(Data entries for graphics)

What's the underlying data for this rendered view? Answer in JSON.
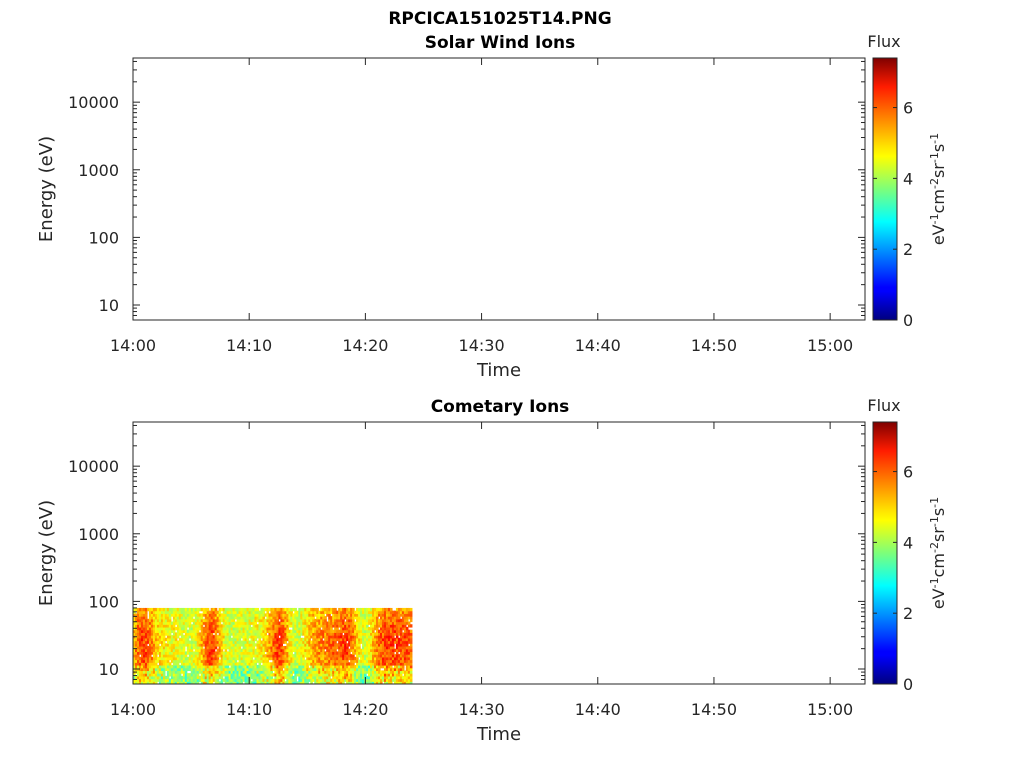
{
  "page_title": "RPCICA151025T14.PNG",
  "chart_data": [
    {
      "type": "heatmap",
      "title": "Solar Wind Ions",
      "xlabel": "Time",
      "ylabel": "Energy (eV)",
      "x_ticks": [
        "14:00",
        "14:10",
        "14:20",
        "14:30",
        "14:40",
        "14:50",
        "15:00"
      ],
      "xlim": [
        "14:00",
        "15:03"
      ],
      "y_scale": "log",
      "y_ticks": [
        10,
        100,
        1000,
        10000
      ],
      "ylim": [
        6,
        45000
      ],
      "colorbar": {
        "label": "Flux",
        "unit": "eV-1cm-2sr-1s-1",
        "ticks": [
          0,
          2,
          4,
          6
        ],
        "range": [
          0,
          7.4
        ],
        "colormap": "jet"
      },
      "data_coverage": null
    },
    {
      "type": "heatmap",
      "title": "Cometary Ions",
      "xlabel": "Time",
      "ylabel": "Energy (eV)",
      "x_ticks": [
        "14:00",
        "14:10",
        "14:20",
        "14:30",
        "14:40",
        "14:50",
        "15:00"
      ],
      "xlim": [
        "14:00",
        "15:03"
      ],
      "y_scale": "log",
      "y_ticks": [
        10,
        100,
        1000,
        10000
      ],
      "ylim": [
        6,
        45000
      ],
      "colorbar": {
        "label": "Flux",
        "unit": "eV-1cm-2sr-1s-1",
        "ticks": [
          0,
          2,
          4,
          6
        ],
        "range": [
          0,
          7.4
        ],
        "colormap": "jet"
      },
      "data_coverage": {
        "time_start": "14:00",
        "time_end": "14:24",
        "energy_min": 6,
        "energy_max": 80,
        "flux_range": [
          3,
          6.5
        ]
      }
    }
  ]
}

--

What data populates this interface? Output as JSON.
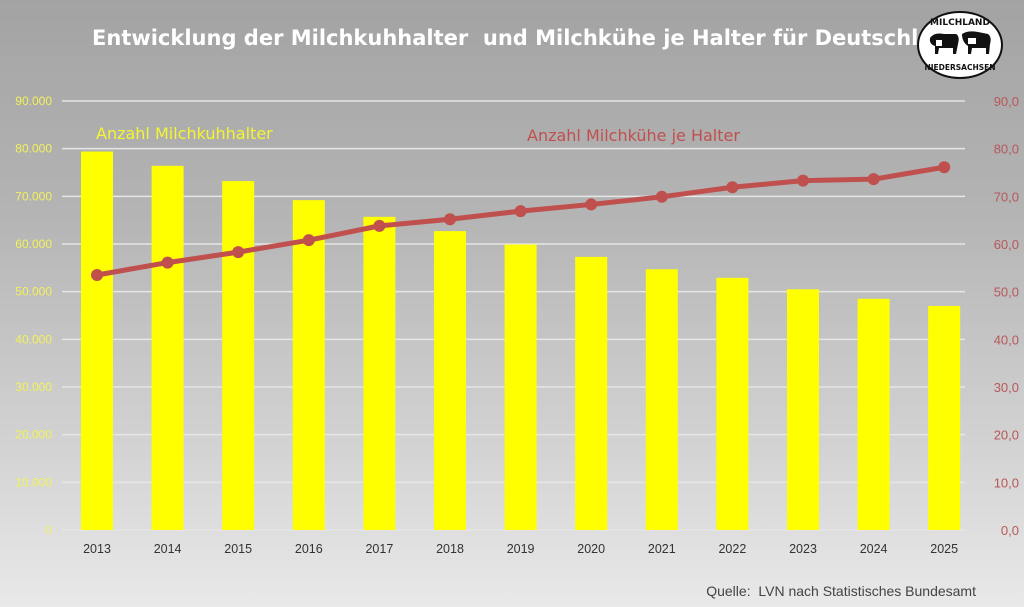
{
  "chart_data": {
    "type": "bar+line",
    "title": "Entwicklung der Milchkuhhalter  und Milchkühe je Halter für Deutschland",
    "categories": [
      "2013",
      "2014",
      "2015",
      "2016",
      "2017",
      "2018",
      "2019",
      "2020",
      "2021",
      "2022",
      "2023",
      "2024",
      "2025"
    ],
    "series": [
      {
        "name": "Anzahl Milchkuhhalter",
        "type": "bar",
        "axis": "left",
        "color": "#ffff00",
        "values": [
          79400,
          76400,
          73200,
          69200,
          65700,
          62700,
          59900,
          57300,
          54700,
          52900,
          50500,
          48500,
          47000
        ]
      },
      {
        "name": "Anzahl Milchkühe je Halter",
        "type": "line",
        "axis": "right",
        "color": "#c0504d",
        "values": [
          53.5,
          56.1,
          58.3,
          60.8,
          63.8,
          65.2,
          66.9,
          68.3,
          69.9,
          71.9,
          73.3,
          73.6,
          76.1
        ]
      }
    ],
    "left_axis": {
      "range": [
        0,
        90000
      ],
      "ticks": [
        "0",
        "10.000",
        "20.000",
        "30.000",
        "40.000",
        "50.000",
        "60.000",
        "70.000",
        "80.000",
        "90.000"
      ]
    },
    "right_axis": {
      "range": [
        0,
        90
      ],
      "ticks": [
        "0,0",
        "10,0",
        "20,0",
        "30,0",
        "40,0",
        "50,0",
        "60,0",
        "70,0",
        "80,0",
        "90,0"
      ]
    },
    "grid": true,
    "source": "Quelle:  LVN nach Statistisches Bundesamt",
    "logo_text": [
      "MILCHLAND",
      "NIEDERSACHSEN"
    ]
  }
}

...

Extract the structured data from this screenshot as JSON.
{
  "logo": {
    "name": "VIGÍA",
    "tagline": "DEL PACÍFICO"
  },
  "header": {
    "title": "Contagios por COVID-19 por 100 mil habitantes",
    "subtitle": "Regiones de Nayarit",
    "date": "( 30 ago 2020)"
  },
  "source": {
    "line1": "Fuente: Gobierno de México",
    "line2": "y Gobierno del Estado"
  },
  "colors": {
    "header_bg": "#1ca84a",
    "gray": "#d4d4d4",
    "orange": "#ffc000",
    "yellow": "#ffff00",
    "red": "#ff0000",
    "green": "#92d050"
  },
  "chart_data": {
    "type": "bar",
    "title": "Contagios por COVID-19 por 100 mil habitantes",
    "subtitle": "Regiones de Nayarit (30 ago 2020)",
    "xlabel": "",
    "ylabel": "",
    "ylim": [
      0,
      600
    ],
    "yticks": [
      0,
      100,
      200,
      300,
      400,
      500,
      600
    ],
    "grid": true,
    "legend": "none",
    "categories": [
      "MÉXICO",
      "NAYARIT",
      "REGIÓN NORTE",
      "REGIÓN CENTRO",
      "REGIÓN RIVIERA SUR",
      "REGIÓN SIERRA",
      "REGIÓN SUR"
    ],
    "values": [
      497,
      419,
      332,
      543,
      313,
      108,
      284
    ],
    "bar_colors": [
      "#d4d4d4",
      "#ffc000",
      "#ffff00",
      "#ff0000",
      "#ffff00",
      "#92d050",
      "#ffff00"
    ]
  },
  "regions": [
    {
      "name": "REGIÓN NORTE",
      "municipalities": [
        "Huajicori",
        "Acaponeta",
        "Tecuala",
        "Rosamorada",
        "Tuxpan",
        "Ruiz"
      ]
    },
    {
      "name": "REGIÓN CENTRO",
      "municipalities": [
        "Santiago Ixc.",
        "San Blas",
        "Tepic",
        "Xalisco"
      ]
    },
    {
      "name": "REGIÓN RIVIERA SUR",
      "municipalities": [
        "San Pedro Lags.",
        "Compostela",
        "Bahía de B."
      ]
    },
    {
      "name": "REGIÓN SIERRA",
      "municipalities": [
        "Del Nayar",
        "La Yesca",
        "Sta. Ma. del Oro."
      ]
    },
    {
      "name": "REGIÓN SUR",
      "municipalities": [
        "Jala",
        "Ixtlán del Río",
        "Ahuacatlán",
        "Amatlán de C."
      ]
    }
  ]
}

_WHAT IS NEEDED_
Copy every line that includes the string "Anzahl" from the material above.

_RESPONSE FOR THIS EXERCISE_
        "name": "Anzahl Milchkuhhalter",
        "name": "Anzahl Milchkühe je Halter",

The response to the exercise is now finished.